■ **Yang Harus Dikerjakan**
Bisakah Anda mengembalikan penggalan kolom tentang sumur minyak rakyat di bawah ini, mulai dari "Ini adalah langkah" sampai dengan "di masa lalu.", tanpa mengubah satu kata pun?

■ **Teks Bacaan**
☆ ☆ ☆ ☆ ☆

Kolom

Sumur Rakyat, Dilema Kebijakan Migas Indonesia

Rifqi Nuril Huda , Rifqi Nuril Huda - detikNews
Minggu, 10 Agu 2025 09:22 WIB
Ilustrasi / Foto: ANTARA FOTO/Muhammad Mada
Jakarta -

Implementasi Peraturan Menteri Energi dan Sumber Daya Mineral (ESDM) Nomor 14 Tahun 2025, yang dijadwalkan berlaku efektif pada 3 Juli 2025, menandai sebuah titik krusial dalam dinamika sektor hulu migas nasional.

Regulasi ini, yang secara eksplisit menargetkan sumur minyak rakyat eksisting untuk dilegalisasi sembari secara tegas melarang pembukaan sumur baru, mencerminkan upaya pemerintah dalam menanggapi kompleksitas praktik pengeboran ilegal yang telah lama berlangsung.

Meskipun dilatarbelakangi oleh tujuan-tujuan strategis mulai dari pelestarian lingkungan dan keselamatan teknis, mitigasi konflik hukum, hingga peningkatan lifting nasional dan penerimaan negara kebijakan ini menuntut analisis kritis yang mendalam terhadap potensi manfaat dan risiko inherennya, sekaligus memicu komparasi dengan praktik negara tetangga seperti Malaysia.

Secara fundamental, kerangka kebijakan ini didasari oleh beberapa rasionalisasi yang kuat. Pertama, pemerintah berupaya mengintegrasikan aktivitas ekonomi masyarakat lokal yang telah lama bergantung pada sumur minyak, namun berada di luar koridor hukum formal.

Dengan memberikan akses legal bagi masyarakat untuk menjual minyak melalui saluran resmi, seperti Pertamina, regulasi ini diharapkan dapat meningkatkan kesejahteraan ekonomi mereka dan mengurangi kerentanan terhadap eksploitasi pasar gelap.

Ini adalah langkah pragmatis dalam mengakomodasi realitas sosio-ekonomi dan menekan potensi konflik horizontal yang seringkali timbul dari penertiban sumur ilegal secara represif di masa lalu.

Kedua, dari perspektif makroekonomi dan ketahanan energi, potensi kontribusi sumur rakyat terhadap lifting minyak nasional tidak dapat diabaikan. Estimasi produksi yang mencapai 15.000-20.000 barel per hari, dengan proyeksi peningkatan lifting minimal 10 ribu barel per hari, merupakan dorongan signifikan bagi upaya pencapaian target produksi migas nasional di tengah tantangan cadangan baru dan fluktuasi harga global.

☆ ☆ ☆ ☆ ☆

■ **Bahan**
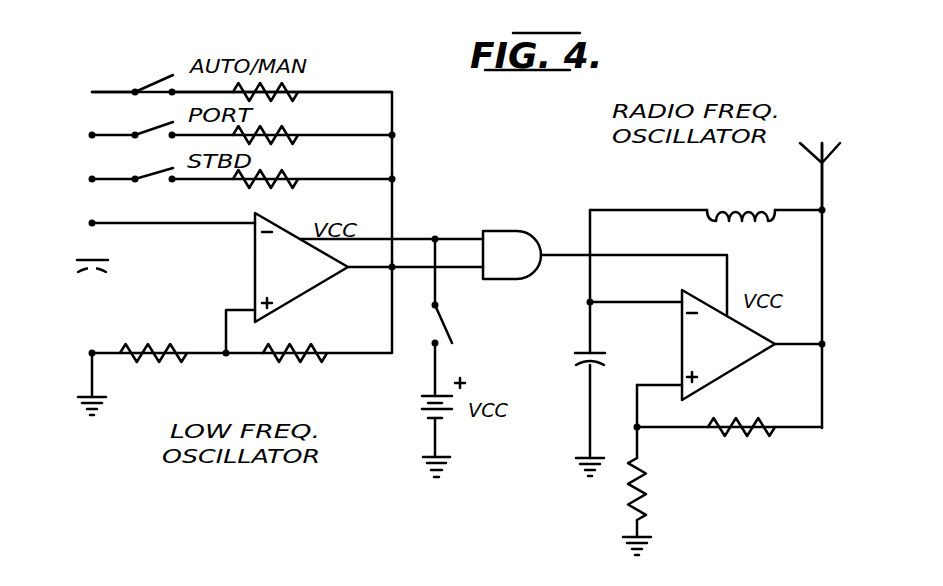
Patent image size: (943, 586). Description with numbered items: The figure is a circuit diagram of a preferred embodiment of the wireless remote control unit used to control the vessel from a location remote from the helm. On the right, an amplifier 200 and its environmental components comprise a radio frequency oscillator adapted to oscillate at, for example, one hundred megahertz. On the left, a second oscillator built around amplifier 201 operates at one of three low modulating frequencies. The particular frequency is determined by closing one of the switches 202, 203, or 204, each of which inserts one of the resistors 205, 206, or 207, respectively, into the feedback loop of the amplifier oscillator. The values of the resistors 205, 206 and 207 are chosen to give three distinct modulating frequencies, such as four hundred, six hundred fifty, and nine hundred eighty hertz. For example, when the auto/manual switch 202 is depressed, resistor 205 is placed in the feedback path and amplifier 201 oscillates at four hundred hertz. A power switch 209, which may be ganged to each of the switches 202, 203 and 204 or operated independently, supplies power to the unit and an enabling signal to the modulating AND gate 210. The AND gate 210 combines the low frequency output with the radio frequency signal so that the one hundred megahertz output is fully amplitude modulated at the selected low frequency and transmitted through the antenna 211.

The amplifier 200 is at (722, 376).
The amplifier 201 is at (302, 295).
The auto/manual switch 202 is at (150, 83).
The switch 203 is at (152, 123).
The switch 204 is at (152, 182).
The resistor 205 is at (289, 96).
The resistor 206 is at (283, 139).
The resistor 207 is at (270, 183).
The power switch 209 is at (452, 325).
The modulating AND gate 210 is at (522, 203).
The antenna 211 is at (833, 153).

☆ ☆ ☆ ☆ ☆

■ **Jawaban Tertulis**
Ini adalah langkah pragmatis dalam mengakomodasi realitas sosio-ekonomi dan menekan potensi konflik horizontal yang seringkali timbul dari penertiban sumur ilegal secara represif di masa lalu.